SET PROBLEM: Look through the lines below and extract each one that contains "원동기형식".

DATA ENTRIES:
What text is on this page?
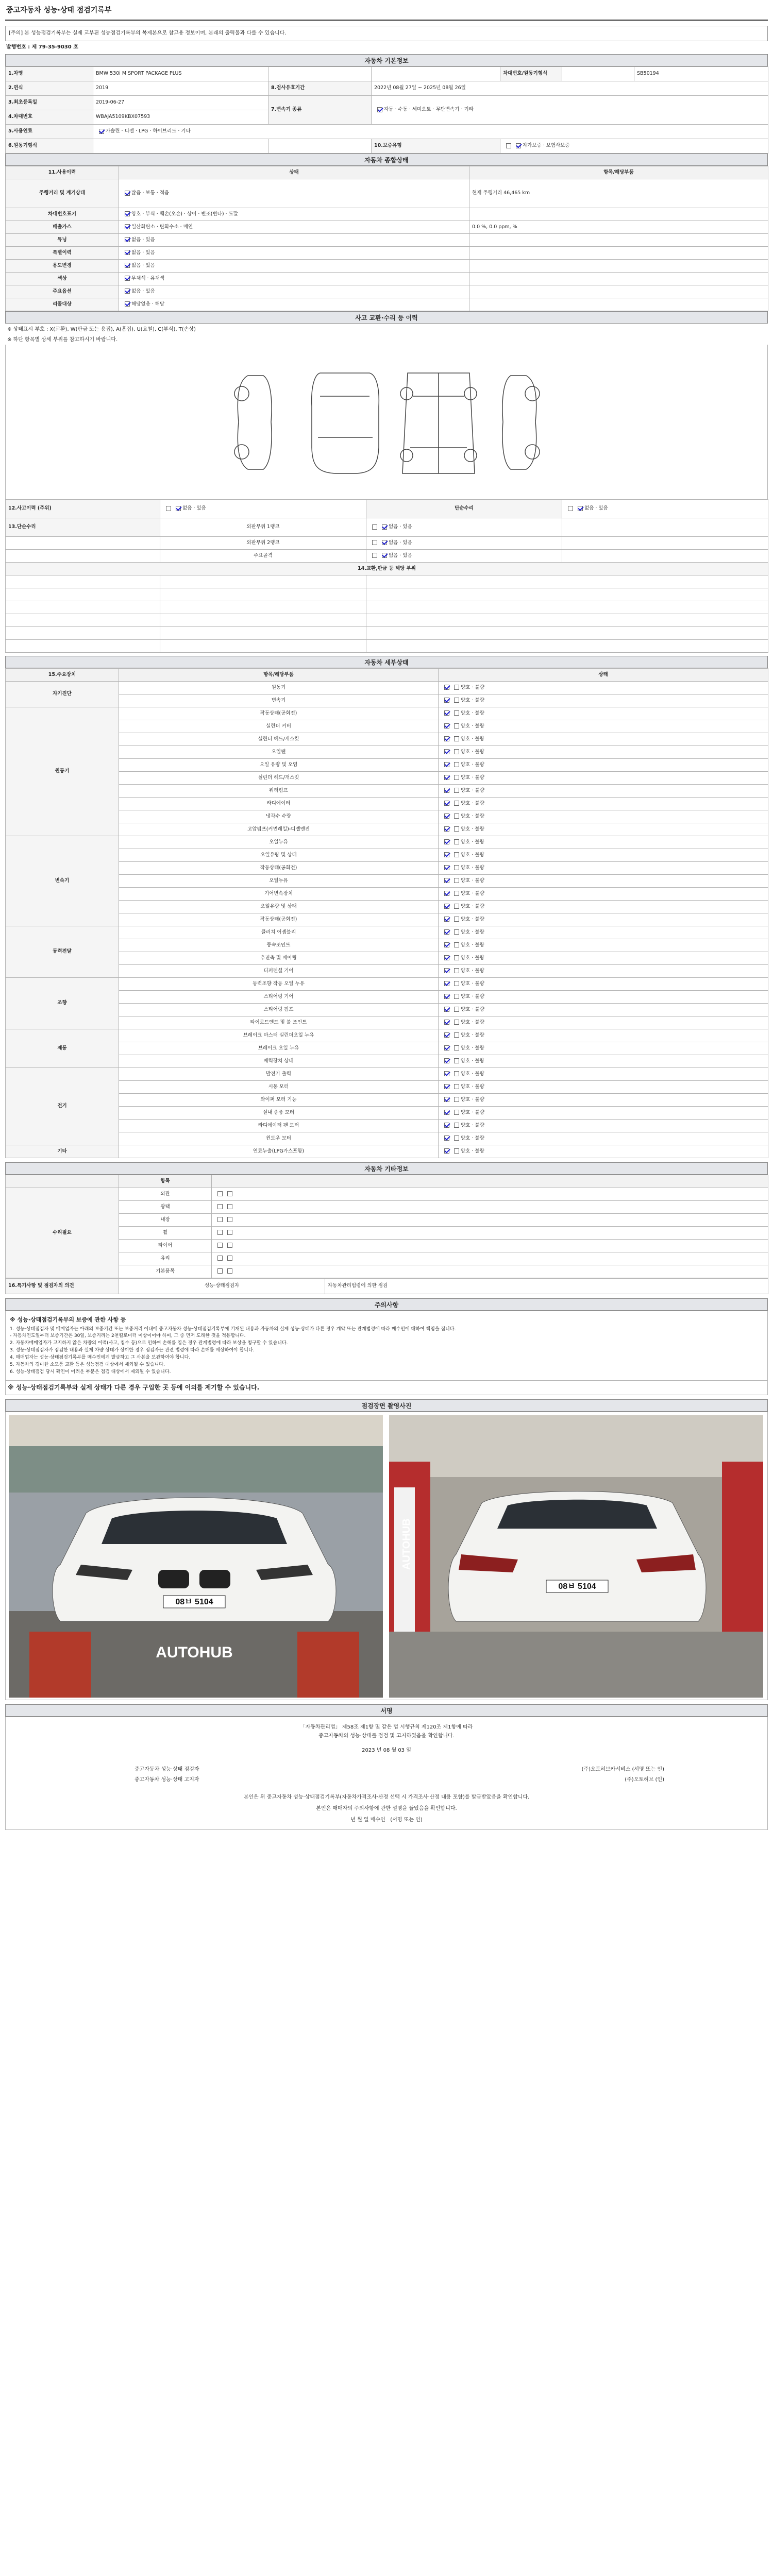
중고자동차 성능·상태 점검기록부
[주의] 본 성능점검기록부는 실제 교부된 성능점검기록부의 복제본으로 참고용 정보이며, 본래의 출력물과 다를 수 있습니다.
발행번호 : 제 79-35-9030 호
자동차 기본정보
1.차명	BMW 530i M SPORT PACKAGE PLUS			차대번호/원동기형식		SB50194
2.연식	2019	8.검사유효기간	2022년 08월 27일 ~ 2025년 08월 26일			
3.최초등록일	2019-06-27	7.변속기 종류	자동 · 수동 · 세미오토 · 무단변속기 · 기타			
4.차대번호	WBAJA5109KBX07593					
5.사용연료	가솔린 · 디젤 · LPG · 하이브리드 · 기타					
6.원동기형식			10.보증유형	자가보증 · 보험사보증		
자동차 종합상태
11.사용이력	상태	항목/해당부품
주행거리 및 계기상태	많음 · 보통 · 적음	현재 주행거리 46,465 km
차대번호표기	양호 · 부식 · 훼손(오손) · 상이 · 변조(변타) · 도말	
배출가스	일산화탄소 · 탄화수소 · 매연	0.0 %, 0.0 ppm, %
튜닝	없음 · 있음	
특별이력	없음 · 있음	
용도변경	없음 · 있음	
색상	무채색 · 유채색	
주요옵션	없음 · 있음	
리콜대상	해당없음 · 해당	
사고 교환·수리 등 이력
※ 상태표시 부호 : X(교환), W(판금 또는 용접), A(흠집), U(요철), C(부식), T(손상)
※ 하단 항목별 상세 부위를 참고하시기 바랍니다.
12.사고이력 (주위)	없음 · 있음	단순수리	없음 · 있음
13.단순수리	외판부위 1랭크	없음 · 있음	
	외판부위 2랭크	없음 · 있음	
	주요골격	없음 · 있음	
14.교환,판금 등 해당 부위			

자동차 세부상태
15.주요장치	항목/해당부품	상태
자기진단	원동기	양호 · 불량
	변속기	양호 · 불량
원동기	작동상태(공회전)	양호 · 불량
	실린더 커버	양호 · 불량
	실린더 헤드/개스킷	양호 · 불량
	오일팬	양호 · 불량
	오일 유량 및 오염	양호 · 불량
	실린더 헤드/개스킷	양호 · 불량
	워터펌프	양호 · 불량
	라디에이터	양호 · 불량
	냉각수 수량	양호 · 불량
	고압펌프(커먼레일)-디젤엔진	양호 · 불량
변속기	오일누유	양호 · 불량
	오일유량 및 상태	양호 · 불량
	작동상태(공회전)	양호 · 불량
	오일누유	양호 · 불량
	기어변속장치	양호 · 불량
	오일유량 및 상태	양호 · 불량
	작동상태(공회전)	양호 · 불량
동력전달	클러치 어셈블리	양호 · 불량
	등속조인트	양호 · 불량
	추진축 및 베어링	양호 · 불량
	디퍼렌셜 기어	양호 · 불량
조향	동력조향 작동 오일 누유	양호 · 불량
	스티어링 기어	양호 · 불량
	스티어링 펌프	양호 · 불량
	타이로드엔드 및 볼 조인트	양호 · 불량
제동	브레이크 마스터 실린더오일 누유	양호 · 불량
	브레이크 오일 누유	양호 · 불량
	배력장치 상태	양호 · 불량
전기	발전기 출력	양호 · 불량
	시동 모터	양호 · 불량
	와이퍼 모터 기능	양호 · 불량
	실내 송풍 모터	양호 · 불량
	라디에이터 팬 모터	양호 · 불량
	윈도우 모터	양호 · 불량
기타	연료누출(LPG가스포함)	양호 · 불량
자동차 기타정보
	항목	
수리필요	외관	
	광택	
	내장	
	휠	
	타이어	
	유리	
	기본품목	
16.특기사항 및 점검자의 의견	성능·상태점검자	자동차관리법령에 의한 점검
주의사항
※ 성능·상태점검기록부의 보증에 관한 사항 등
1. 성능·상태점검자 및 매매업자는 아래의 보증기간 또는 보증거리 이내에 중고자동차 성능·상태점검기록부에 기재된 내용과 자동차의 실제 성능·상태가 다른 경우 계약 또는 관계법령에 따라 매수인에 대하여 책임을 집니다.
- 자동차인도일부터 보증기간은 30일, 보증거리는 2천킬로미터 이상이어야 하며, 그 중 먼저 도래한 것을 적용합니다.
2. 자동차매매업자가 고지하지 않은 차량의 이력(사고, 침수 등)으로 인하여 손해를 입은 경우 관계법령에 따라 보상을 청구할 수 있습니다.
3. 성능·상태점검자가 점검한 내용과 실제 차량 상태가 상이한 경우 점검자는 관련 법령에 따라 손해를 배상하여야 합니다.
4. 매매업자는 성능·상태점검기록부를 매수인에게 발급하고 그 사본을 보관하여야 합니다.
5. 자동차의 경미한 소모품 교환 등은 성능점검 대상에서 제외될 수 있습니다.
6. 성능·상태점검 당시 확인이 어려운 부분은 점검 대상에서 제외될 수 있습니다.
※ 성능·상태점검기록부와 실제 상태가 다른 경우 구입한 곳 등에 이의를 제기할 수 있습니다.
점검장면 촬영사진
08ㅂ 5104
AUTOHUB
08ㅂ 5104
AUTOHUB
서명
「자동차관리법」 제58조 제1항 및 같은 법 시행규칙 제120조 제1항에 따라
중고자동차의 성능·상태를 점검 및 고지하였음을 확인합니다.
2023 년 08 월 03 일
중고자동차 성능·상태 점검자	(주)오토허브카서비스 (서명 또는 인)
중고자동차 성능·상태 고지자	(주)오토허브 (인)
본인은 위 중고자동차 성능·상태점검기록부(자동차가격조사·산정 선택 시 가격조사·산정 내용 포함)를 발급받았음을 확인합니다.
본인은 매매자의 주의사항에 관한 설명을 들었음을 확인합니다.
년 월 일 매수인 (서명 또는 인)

FINISHED ANSWER:
1.차명	BMW 530i M SPORT PACKAGE PLUS			차대번호/원동기형식		SB50194
6.원동기형식			10.보증유형	자가보증 · 보험사보증		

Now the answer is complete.